TAREFAS OBRIGATÓRIAS ▸
1 - Transcreva, do texto sobre a safra baiana, o trecho que vai de "A segunda estimativa" até "2025 (12.839.577 t).".
2 - Dê continuidade ao texto sobre a safra baiana, começando logo após a última frase apresentada.

TRECHO APRESENTADO ▸

==================================================

A segunda estimativa para a safra baiana de cereais, leguminosas e oleaginosas em 2026 passou a ser, em fevereiro, de que a produção chegará ao recorde de 12.887.308 toneladas neste ano. Isso representa um crescimento de 0,4% (ou mais 47.731 t) em relação ao recorde anterior, registrado em 2025 (12.839.577 t).

Segundo estimativa do Instituto Brasileiro de Geografia e Estatística (IBGE), divulgada nesta sexta-feira (13), houve uma revisão para cima, de 5,3%, frente aos dados da safra em janeiro (de 12.235.097 toneladas), o que equivale a mais 652.211 toneladas. Isso se deveu a novas previsões para as produções de soja,algodão herbáceo e feijão 1ª safra.

Soja

A soja é o principal produto agrícola da Bahia, representando pouco mais de dois terços da safra de grãos no estado (67,6%).

Em 2026, a previsão é que haja uma produção recorde de 8.708.171 toneladas, 1,2% acima do colhido em 2025 (mais 102,0 mil toneladas) e com alta de 7,3% na passagem de janeiro para fevereiro (mais 593,5 mil toneladas).

O aumento da previsão da soja, entre um mês e outro, se deveu a uma maior área plantada, que deve chegar a 2.182.499 hectares, 8,1% superior ao previsto em janeiro.

==================================================

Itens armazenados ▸

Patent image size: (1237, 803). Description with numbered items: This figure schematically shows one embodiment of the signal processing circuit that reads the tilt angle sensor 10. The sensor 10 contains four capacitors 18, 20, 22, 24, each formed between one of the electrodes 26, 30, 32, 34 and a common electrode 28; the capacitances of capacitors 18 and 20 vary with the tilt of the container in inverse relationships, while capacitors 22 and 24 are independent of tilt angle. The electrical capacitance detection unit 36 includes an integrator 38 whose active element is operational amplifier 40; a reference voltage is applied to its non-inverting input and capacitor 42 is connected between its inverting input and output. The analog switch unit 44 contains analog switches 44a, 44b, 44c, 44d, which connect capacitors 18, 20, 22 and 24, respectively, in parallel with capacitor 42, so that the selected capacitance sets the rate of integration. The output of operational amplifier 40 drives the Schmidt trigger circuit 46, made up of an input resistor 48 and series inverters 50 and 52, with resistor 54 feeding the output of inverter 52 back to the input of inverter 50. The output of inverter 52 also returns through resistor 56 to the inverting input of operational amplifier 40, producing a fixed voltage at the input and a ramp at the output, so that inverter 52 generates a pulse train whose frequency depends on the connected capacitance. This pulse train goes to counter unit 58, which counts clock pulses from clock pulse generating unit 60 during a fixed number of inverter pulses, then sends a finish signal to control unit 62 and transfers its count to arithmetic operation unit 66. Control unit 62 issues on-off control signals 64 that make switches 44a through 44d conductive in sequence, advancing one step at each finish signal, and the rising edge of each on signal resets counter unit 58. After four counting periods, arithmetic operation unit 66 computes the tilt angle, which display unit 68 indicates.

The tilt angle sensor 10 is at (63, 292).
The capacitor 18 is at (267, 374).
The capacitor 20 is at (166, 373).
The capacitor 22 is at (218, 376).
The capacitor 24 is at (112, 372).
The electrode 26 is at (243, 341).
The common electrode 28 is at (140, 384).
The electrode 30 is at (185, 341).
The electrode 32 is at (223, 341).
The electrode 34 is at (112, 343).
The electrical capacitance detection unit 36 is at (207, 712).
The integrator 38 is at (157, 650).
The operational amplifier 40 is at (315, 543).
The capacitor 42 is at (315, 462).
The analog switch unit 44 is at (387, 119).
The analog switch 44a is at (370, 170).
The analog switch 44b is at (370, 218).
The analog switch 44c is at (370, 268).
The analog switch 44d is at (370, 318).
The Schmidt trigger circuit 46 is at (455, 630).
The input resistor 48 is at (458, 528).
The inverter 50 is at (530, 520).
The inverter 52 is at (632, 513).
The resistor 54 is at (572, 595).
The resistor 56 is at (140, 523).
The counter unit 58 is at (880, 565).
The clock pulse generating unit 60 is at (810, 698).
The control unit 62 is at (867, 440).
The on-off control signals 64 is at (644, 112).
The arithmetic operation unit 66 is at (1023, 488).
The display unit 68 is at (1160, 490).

==================================================

RESULTADOS DO EXERCÍCIO ▸
1 -
A segunda estimativa para a safra baiana de cereais, leguminosas e oleaginosas em 2026 passou a ser, em fevereiro, de que a produção chegará ao recorde de 12.887.308 toneladas neste ano. Isso representa um crescimento de 0,4% (ou mais 47.731 t) em relação ao recorde anterior, registrado em 2025 (12.839.577 t).

2 -
Algodão

A Bahia deve produzir, em 2026, 1.550.520 toneladas de algodão, 13,6% a menos do que em 2025 (menos 243,5 mil toneladas), porém, 4,7% a mais do que o previsto em janeiro (mais 70,1 mil toneladas).

A variação positiva na estimativa, entre janeiro e fevereiro, também se deveu a um crescimento da área plantada, que passou de 338 mil para 354 mil hectares.

O estado é o 2º maior produtor nacional de algodão e deverá ser responsável por 17,5% da safra brasileira, em 2026, abaixo apenas de Mato Grosso, que deve colher 6.311.280 toneladas, ou 71,4% do total nacional (8,8 milhões de toneladas).

Entre janeiro e fevereiro, também houve, na Bahia, revisão para cima na estimativa de produção do feijão 1ª safra, de 13,6% ou mais 15.950 toneladas.

Com isso, essa safra deve somar 132.850 toneladas em 2026, ficando 53,8% maior (mais 46,5 mil toneladas) do que o registrado em 2025 (86,4 mil toneladas).

Apesar da previsão de recorde na produção de grãos na Bahia em 2026, no país como um todo, a estimativa ainda é de queda frente a 2025.

Safra nacional

A safra nacional de cereais, leguminosas e oleaginosas deve totalizar 344,1 milhões de toneladas em 2026. Trata-se de um valor 0,6% menor (menos 2,0 milhões de toneladas) do que o de 2025 (346,1 milhões de toneladas).

Na comparação com janeiro, porém, a estimativa registrou alta de 0,4%, um acréscimo de 1,4 milhão de toneladas.

Mantendo-se essa previsão positiva, em 2026 a Bahia deve sustentar a sétima maior safra de grãos do país, respondendo por 3,7% do total nacional. Mato Grosso continua na liderança (30,2%), seguido por Paraná (13,9%) e Rio Grande do Sul (11,7%).